The problem: Beneath this task is a listing; retype all of it exactly.

Input rows:
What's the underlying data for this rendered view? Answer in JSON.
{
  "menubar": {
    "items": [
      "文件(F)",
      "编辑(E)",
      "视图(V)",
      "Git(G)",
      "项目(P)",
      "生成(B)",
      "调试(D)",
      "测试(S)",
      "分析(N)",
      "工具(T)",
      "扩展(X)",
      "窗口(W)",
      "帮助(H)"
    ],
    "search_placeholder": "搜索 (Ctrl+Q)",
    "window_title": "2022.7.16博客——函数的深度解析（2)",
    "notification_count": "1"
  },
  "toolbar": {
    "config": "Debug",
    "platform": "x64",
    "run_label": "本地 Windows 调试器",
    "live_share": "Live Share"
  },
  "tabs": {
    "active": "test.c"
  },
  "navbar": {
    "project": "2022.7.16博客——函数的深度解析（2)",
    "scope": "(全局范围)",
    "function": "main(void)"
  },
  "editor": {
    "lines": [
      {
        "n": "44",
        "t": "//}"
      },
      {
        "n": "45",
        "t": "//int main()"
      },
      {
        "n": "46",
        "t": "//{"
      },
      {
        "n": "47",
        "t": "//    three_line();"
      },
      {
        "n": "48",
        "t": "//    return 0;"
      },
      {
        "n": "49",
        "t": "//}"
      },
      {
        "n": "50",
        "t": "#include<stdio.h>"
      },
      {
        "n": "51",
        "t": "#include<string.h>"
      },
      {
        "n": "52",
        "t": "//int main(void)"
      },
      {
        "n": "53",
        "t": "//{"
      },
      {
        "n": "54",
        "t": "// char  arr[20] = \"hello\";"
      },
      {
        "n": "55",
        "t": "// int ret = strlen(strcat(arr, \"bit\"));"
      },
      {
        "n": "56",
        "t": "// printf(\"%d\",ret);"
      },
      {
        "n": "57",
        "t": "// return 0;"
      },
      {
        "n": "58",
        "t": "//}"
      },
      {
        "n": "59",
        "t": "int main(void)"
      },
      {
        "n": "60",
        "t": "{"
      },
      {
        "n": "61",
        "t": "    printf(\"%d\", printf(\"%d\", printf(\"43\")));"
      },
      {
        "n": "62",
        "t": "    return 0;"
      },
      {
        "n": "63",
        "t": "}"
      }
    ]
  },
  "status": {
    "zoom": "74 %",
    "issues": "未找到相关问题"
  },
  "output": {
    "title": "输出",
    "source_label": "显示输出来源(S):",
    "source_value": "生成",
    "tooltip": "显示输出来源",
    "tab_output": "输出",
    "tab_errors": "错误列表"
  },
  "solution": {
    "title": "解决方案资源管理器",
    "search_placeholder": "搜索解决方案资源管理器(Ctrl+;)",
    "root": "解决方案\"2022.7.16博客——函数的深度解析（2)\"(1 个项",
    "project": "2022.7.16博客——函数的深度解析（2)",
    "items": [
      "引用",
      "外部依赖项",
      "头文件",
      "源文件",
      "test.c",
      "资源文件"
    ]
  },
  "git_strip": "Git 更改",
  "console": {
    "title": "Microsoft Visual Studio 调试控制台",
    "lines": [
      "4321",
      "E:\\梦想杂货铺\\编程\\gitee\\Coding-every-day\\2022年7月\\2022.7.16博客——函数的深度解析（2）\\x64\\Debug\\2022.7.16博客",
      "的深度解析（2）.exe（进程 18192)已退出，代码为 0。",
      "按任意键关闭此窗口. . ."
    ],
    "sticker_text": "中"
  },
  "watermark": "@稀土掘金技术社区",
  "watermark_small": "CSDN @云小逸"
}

In response:
What's the underlying data for this rendered view? Answer in JSON.
{
  "menubar": {
    "items": [
      "文件(F)",
      "编辑(E)",
      "视图(V)",
      "Git(G)",
      "项目(P)",
      "生成(B)",
      "调试(D)",
      "测试(S)",
      "分析(N)",
      "工具(T)",
      "扩展(X)",
      "窗口(W)",
      "帮助(H)"
    ],
    "search_placeholder": "搜索 (Ctrl+Q)",
    "window_title": "2022.7.16博客——函数的深度解析（2)",
    "notification_count": "1"
  },
  "toolbar": {
    "config": "Debug",
    "platform": "x64",
    "run_label": "本地 Windows 调试器",
    "live_share": "Live Share"
  },
  "tabs": {
    "active": "test.c"
  },
  "navbar": {
    "project": "2022.7.16博客——函数的深度解析（2)",
    "scope": "(全局范围)",
    "function": "main(void)"
  },
  "editor": {
    "lines": [
      {
        "n": "44",
        "t": "//}"
      },
      {
        "n": "45",
        "t": "//int main()"
      },
      {
        "n": "46",
        "t": "//{"
      },
      {
        "n": "47",
        "t": "//    three_line();"
      },
      {
        "n": "48",
        "t": "//    return 0;"
      },
      {
        "n": "49",
        "t": "//}"
      },
      {
        "n": "50",
        "t": "#include<stdio.h>"
      },
      {
        "n": "51",
        "t": "#include<string.h>"
      },
      {
        "n": "52",
        "t": "//int main(void)"
      },
      {
        "n": "53",
        "t": "//{"
      },
      {
        "n": "54",
        "t": "// char  arr[20] = \"hello\";"
      },
      {
        "n": "55",
        "t": "// int ret = strlen(strcat(arr, \"bit\"));"
      },
      {
        "n": "56",
        "t": "// printf(\"%d\",ret);"
      },
      {
        "n": "57",
        "t": "// return 0;"
      },
      {
        "n": "58",
        "t": "//}"
      },
      {
        "n": "59",
        "t": "int main(void)"
      },
      {
        "n": "60",
        "t": "{"
      },
      {
        "n": "61",
        "t": "    printf(\"%d\", printf(\"%d\", printf(\"43\")));"
      },
      {
        "n": "62",
        "t": "    return 0;"
      },
      {
        "n": "63",
        "t": "}"
      }
    ]
  },
  "status": {
    "zoom": "74 %",
    "issues": "未找到相关问题"
  },
  "output": {
    "title": "输出",
    "source_label": "显示输出来源(S):",
    "source_value": "生成",
    "tooltip": "显示输出来源",
    "tab_output": "输出",
    "tab_errors": "错误列表"
  },
  "solution": {
    "title": "解决方案资源管理器",
    "search_placeholder": "搜索解决方案资源管理器(Ctrl+;)",
    "root": "解决方案\"2022.7.16博客——函数的深度解析（2)\"(1 个项",
    "project": "2022.7.16博客——函数的深度解析（2)",
    "items": [
      "引用",
      "外部依赖项",
      "头文件",
      "源文件",
      "test.c",
      "资源文件"
    ]
  },
  "git_strip": "Git 更改",
  "console": {
    "title": "Microsoft Visual Studio 调试控制台",
    "lines": [
      "4321",
      "E:\\梦想杂货铺\\编程\\gitee\\Coding-every-day\\2022年7月\\2022.7.16博客——函数的深度解析（2）\\x64\\Debug\\2022.7.16博客",
      "的深度解析（2）.exe（进程 18192)已退出，代码为 0。",
      "按任意键关闭此窗口. . ."
    ],
    "sticker_text": "中"
  },
  "watermark": "@稀土掘金技术社区",
  "watermark_small": "CSDN @云小逸"
}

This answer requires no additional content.